(Excerpt from a dataset)

-=-=-=-=-

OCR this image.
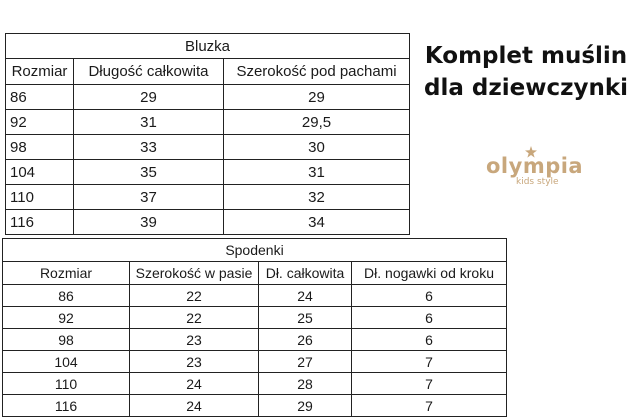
Bluzka		
Rozmiar	Długość całkowita	Szerokość pod pachami
86	29	29
92	31	29,5
98	33	30
104	35	31
110	37	32
116	39	34
Komplet muślin
dla dziewczynki
olympia
kids style
Spodenki			
Rozmiar	Szerokość w pasie	Dł. całkowita	Dł. nogawki od kroku
86	22	24	6
92	22	25	6
98	23	26	6
104	23	27	7
110	24	28	7
116	24	29	7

-=-=-=-=-

What the exercise asks.
Each record above should come back exactly the same, only without its pictures.

Full output.
OCR this image.
Bluzka		
Rozmiar	Długość całkowita	Szerokość pod pachami
86	29	29
92	31	29,5
98	33	30
104	35	31
110	37	32
116	39	34
Komplet muślin
dla dziewczynki
olympia
kids style
Spodenki			
Rozmiar	Szerokość w pasie	Dł. całkowita	Dł. nogawki od kroku
86	22	24	6
92	22	25	6
98	23	26	6
104	23	27	7
110	24	28	7
116	24	29	7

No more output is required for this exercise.